Entretien. Les plans Next et Act ont organisé une restructuration en profondeur, sur deux ans (2006-2008), de France Télécom, ancienne administration devenue entreprise privée. Un plan drastique : 22 000 départs (soit unE salariéE sur cinq), sans licenciements, pour l’essentiel des fonctionnaires embauchéEs à l’époque des PTT, impossibles à licencier, 14 000 mobilités et seulement 6 000 recrutements. Dix ans plus tard, un procès historique s’est ouvert début mai pour juger les responsables : 60 suicides entre 2006 et 2010, et des centaines de vies brisées par des dépressions. Pour évoquer ce procès, nous avons rencontré Danièle Linhart, sociologue du travail.
InspecteurEs et médecins du travail, expertEs en organisation du travail, syndicats, de nombreuses personnes ont alerté sur la situation à France Télécom, pourquoi la justice ne s'empare-t-elle qu'aujourd'hui de ces drames ?

• ENREGISTREMENTS FOURNIS
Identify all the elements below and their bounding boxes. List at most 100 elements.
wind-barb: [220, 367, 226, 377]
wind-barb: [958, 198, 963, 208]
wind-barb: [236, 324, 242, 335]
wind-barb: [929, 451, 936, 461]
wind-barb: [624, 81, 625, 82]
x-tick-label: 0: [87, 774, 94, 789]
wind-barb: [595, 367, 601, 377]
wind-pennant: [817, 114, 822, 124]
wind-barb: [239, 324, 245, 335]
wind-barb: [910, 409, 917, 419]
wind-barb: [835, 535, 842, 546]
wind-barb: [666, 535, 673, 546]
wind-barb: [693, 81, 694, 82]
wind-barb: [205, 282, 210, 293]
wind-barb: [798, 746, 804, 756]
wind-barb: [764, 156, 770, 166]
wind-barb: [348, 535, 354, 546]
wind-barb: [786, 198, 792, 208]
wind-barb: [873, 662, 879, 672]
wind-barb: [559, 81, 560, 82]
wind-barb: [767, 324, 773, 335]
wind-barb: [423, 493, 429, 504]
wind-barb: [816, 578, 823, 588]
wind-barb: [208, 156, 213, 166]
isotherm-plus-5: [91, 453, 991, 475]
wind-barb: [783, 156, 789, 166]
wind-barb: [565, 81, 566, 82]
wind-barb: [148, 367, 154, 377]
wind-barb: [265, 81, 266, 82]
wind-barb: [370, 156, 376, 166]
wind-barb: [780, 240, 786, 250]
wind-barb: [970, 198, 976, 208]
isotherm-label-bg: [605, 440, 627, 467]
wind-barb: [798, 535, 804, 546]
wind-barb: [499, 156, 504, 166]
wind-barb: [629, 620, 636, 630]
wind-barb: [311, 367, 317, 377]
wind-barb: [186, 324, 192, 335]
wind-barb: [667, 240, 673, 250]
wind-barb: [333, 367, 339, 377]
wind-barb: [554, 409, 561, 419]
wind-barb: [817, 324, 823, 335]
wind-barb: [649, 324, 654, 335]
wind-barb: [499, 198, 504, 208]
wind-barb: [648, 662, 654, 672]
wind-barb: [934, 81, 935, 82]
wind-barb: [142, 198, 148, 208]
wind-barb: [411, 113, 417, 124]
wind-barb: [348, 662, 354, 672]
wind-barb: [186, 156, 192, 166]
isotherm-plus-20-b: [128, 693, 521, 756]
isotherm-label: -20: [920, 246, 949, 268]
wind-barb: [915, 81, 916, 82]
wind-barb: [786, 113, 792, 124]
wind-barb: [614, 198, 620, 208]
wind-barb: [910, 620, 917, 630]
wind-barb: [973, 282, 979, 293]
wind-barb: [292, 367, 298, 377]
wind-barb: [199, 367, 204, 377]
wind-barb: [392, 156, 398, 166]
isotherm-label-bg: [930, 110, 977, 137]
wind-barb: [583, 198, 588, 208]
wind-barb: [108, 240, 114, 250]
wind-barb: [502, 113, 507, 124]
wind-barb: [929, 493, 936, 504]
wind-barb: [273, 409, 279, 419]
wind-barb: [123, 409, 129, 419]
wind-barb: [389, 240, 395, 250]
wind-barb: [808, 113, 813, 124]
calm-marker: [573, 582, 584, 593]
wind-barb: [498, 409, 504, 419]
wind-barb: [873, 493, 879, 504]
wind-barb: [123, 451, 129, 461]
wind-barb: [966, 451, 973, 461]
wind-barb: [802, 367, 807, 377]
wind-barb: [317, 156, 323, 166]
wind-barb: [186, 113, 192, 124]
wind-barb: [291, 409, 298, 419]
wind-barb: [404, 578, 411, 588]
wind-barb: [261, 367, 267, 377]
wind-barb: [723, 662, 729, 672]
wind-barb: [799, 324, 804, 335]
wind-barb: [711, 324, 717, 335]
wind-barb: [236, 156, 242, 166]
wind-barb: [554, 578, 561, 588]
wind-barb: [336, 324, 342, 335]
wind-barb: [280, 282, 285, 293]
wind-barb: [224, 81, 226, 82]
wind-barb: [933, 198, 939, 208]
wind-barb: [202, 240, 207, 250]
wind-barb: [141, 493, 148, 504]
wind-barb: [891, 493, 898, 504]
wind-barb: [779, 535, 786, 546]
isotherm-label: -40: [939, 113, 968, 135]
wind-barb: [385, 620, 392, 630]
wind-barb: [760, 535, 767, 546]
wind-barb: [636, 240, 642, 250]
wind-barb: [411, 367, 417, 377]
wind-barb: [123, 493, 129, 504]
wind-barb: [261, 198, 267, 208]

• CONSIGNES
• a. Les affirmations suivantes concordent-elles avec l'article sur le procès France Télécom ? (i) Le plan prévoyait des licenciements. (ii) La restructuration s'est étalée sur deux ans. (iii) Le procès s'est ouvert début mai. Répondez par oui ou non à chacune, en citant à l'identique les mots de l'article qui tranchent.
• b. Reprenez l'article sur le procès France Télécom là où il s'arrête et poursuivez-le.
Les enregistrements ne sont d'aucune utilité ici.

• RÉPONSES PAR CONSIGNE
• a.
(i) Non : « sans licenciements »
(ii) Oui : « sur deux ans (2006-2008) »
(iii) Oui : « un procès historique s’est ouvert début mai »

• b.
La justice est lente, on le sait, et il y a toujours un décalage temporel important entre le moment où des personnes, des collectifs décident de se porter parties civiles et le moment où un procès valide la démarche. Je ne suis pas juriste et n’entrerai donc pas dans les détails des délais de procédures. Je remarque seulement que les avocats ont mené des batailles sur la durée, avec détermination et acharnement, pour faire reconnaître la responsabilité de l’employeur notamment en cas de suicide. Je pense à l’avocate Rachel Saada pour Renault Billancourt, mais il y en a eu d‘autres. Faire admettre par la justice qu’il peut s’agir d’une faute inexcusable de l’employeur est une avancée spectaculaire car on sort des argumentaires habituels sur la fragilité de certains salariés pour des raisons personnelles et du discours habituel : face à la même situation tout le monde ne se suicide pas, ou ne développe pas une dépression et un burn out. Chercher à établir un lien de causalité entre des modes d’organisation du travail, des méthodes managériales et des traumatismes individuels pouvant conduire à des pathologies lourdes et même des actes extrêmes constitue un réel défi pour les avocats qu’ils ont su relever avec compétence. Surtout dans un contexte où l’opinion publique n’est pas très réceptive. En effet, en France, nous avons une opinion publique qui voit les fonctionnaires et même les détenteurs de CDI comme des privilégiés qui n’ont pas matière à se plaindre vu les conditions « si » protectrices du code du travail, de la législation des 35 heures etc.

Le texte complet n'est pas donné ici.